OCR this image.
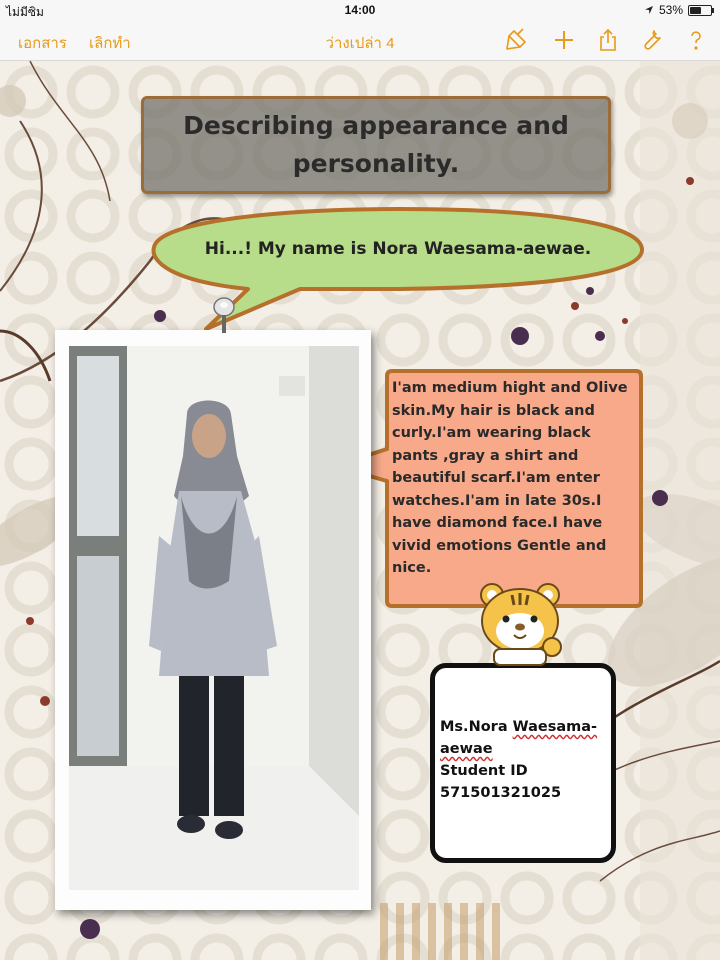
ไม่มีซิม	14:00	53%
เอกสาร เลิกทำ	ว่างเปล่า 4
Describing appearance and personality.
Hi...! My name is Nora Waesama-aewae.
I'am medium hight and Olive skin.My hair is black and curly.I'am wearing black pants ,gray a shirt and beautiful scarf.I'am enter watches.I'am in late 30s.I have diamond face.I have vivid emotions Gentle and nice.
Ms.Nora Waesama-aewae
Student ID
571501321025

Exercise description: Pick out and copy every line that contains the word "aewae".

Exercise output:
Hi...! My name is Nora Waesama-aewae.
Ms.Nora Waesama-aewae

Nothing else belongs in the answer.